Direction: Print out the material that follows word for word.

Excerpt from a dataset:
+ + + + + + +

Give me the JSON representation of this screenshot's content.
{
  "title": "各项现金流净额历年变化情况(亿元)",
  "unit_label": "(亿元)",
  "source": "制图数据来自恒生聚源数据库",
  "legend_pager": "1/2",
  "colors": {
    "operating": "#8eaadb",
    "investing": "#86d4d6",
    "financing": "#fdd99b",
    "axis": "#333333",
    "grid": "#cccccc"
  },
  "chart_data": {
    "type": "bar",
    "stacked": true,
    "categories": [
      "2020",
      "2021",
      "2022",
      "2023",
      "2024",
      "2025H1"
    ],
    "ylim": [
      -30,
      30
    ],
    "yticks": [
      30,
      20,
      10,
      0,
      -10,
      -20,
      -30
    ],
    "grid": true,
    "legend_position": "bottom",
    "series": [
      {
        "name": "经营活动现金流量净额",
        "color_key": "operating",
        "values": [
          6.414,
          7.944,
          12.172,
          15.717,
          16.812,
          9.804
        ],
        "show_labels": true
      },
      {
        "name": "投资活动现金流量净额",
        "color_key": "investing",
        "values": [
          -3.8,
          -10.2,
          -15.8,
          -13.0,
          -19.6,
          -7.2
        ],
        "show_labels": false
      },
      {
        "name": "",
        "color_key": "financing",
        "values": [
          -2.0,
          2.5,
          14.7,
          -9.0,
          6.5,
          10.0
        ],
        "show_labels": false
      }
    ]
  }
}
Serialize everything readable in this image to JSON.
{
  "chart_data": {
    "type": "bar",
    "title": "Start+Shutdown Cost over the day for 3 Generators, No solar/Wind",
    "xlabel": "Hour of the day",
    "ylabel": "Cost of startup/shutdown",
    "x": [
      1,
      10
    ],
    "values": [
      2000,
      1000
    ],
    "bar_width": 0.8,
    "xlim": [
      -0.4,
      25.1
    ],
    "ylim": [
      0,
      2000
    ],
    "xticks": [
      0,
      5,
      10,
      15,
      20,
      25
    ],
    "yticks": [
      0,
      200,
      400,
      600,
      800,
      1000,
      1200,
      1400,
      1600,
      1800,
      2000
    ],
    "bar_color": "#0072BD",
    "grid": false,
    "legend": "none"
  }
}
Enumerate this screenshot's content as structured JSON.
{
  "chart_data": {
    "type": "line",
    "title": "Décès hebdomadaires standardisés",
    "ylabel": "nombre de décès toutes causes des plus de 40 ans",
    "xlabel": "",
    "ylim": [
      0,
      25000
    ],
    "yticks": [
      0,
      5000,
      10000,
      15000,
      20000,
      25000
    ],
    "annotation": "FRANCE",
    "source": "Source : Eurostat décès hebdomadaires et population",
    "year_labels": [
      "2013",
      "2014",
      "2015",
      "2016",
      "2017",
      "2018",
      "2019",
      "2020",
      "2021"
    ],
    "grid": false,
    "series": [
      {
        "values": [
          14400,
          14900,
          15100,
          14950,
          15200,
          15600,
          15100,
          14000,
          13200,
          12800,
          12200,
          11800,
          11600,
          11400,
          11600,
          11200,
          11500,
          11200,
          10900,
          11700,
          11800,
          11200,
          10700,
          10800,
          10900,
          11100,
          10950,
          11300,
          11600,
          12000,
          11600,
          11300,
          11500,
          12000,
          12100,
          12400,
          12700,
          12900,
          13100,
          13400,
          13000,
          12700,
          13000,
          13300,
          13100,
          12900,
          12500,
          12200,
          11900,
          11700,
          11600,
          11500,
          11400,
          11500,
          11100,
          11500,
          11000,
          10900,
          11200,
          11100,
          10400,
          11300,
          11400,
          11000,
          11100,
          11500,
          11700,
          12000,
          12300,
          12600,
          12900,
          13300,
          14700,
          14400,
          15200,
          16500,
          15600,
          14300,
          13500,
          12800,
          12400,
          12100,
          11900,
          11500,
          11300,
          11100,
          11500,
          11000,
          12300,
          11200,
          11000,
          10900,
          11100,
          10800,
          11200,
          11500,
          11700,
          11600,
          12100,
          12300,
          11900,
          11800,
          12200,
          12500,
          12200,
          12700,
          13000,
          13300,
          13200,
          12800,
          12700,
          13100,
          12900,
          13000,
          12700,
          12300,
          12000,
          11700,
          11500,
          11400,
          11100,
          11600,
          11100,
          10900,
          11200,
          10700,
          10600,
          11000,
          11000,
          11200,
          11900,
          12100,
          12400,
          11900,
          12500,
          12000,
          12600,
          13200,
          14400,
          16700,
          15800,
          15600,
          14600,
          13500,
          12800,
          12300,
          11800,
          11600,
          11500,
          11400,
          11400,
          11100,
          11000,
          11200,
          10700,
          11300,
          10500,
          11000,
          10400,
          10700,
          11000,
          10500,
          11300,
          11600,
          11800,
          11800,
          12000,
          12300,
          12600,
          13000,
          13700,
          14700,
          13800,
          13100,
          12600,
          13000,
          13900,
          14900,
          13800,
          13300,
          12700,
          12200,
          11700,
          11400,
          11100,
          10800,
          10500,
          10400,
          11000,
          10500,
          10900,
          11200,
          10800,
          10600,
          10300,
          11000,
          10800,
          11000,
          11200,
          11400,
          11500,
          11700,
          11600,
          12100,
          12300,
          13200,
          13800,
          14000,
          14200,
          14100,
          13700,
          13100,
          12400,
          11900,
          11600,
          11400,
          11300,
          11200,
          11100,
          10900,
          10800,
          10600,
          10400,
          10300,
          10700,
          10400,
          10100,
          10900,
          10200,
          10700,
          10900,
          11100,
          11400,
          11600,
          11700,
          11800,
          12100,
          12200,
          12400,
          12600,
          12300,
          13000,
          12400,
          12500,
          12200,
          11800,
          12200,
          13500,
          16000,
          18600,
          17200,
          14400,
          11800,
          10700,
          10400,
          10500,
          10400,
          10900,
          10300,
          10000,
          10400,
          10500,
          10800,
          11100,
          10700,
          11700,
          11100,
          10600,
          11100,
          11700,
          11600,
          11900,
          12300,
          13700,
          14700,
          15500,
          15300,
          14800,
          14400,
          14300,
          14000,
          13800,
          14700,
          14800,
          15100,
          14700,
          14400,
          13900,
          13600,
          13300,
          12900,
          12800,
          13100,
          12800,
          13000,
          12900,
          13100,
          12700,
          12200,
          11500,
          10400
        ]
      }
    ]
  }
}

+ + + + + + +

Expected answer:
Give me the JSON representation of this screenshot's content.
{
  "title": "各项现金流净额历年变化情况(亿元)",
  "unit_label": "(亿元)",
  "source": "制图数据来自恒生聚源数据库",
  "legend_pager": "1/2",
  "colors": {
    "operating": "#8eaadb",
    "investing": "#86d4d6",
    "financing": "#fdd99b",
    "axis": "#333333",
    "grid": "#cccccc"
  },
  "chart_data": {
    "type": "bar",
    "stacked": true,
    "categories": [
      "2020",
      "2021",
      "2022",
      "2023",
      "2024",
      "2025H1"
    ],
    "ylim": [
      -30,
      30
    ],
    "yticks": [
      30,
      20,
      10,
      0,
      -10,
      -20,
      -30
    ],
    "grid": true,
    "legend_position": "bottom",
    "series": [
      {
        "name": "经营活动现金流量净额",
        "color_key": "operating",
        "values": [
          6.414,
          7.944,
          12.172,
          15.717,
          16.812,
          9.804
        ],
        "show_labels": true
      },
      {
        "name": "投资活动现金流量净额",
        "color_key": "investing",
        "values": [
          -3.8,
          -10.2,
          -15.8,
          -13.0,
          -19.6,
          -7.2
        ],
        "show_labels": false
      },
      {
        "name": "",
        "color_key": "financing",
        "values": [
          -2.0,
          2.5,
          14.7,
          -9.0,
          6.5,
          10.0
        ],
        "show_labels": false
      }
    ]
  }
}
Serialize everything readable in this image to JSON.
{
  "chart_data": {
    "type": "bar",
    "title": "Start+Shutdown Cost over the day for 3 Generators, No solar/Wind",
    "xlabel": "Hour of the day",
    "ylabel": "Cost of startup/shutdown",
    "x": [
      1,
      10
    ],
    "values": [
      2000,
      1000
    ],
    "bar_width": 0.8,
    "xlim": [
      -0.4,
      25.1
    ],
    "ylim": [
      0,
      2000
    ],
    "xticks": [
      0,
      5,
      10,
      15,
      20,
      25
    ],
    "yticks": [
      0,
      200,
      400,
      600,
      800,
      1000,
      1200,
      1400,
      1600,
      1800,
      2000
    ],
    "bar_color": "#0072BD",
    "grid": false,
    "legend": "none"
  }
}
Enumerate this screenshot's content as structured JSON.
{
  "chart_data": {
    "type": "line",
    "title": "Décès hebdomadaires standardisés",
    "ylabel": "nombre de décès toutes causes des plus de 40 ans",
    "xlabel": "",
    "ylim": [
      0,
      25000
    ],
    "yticks": [
      0,
      5000,
      10000,
      15000,
      20000,
      25000
    ],
    "annotation": "FRANCE",
    "source": "Source : Eurostat décès hebdomadaires et population",
    "year_labels": [
      "2013",
      "2014",
      "2015",
      "2016",
      "2017",
      "2018",
      "2019",
      "2020",
      "2021"
    ],
    "grid": false,
    "series": [
      {
        "values": [
          14400,
          14900,
          15100,
          14950,
          15200,
          15600,
          15100,
          14000,
          13200,
          12800,
          12200,
          11800,
          11600,
          11400,
          11600,
          11200,
          11500,
          11200,
          10900,
          11700,
          11800,
          11200,
          10700,
          10800,
          10900,
          11100,
          10950,
          11300,
          11600,
          12000,
          11600,
          11300,
          11500,
          12000,
          12100,
          12400,
          12700,
          12900,
          13100,
          13400,
          13000,
          12700,
          13000,
          13300,
          13100,
          12900,
          12500,
          12200,
          11900,
          11700,
          11600,
          11500,
          11400,
          11500,
          11100,
          11500,
          11000,
          10900,
          11200,
          11100,
          10400,
          11300,
          11400,
          11000,
          11100,
          11500,
          11700,
          12000,
          12300,
          12600,
          12900,
          13300,
          14700,
          14400,
          15200,
          16500,
          15600,
          14300,
          13500,
          12800,
          12400,
          12100,
          11900,
          11500,
          11300,
          11100,
          11500,
          11000,
          12300,
          11200,
          11000,
          10900,
          11100,
          10800,
          11200,
          11500,
          11700,
          11600,
          12100,
          12300,
          11900,
          11800,
          12200,
          12500,
          12200,
          12700,
          13000,
          13300,
          13200,
          12800,
          12700,
          13100,
          12900,
          13000,
          12700,
          12300,
          12000,
          11700,
          11500,
          11400,
          11100,
          11600,
          11100,
          10900,
          11200,
          10700,
          10600,
          11000,
          11000,
          11200,
          11900,
          12100,
          12400,
          11900,
          12500,
          12000,
          12600,
          13200,
          14400,
          16700,
          15800,
          15600,
          14600,
          13500,
          12800,
          12300,
          11800,
          11600,
          11500,
          11400,
          11400,
          11100,
          11000,
          11200,
          10700,
          11300,
          10500,
          11000,
          10400,
          10700,
          11000,
          10500,
          11300,
          11600,
          11800,
          11800,
          12000,
          12300,
          12600,
          13000,
          13700,
          14700,
          13800,
          13100,
          12600,
          13000,
          13900,
          14900,
          13800,
          13300,
          12700,
          12200,
          11700,
          11400,
          11100,
          10800,
          10500,
          10400,
          11000,
          10500,
          10900,
          11200,
          10800,
          10600,
          10300,
          11000,
          10800,
          11000,
          11200,
          11400,
          11500,
          11700,
          11600,
          12100,
          12300,
          13200,
          13800,
          14000,
          14200,
          14100,
          13700,
          13100,
          12400,
          11900,
          11600,
          11400,
          11300,
          11200,
          11100,
          10900,
          10800,
          10600,
          10400,
          10300,
          10700,
          10400,
          10100,
          10900,
          10200,
          10700,
          10900,
          11100,
          11400,
          11600,
          11700,
          11800,
          12100,
          12200,
          12400,
          12600,
          12300,
          13000,
          12400,
          12500,
          12200,
          11800,
          12200,
          13500,
          16000,
          18600,
          17200,
          14400,
          11800,
          10700,
          10400,
          10500,
          10400,
          10900,
          10300,
          10000,
          10400,
          10500,
          10800,
          11100,
          10700,
          11700,
          11100,
          10600,
          11100,
          11700,
          11600,
          11900,
          12300,
          13700,
          14700,
          15500,
          15300,
          14800,
          14400,
          14300,
          14000,
          13800,
          14700,
          14800,
          15100,
          14700,
          14400,
          13900,
          13600,
          13300,
          12900,
          12800,
          13100,
          12800,
          13000,
          12900,
          13100,
          12700,
          12200,
          11500,
          10400
        ]
      }
    ]
  }
}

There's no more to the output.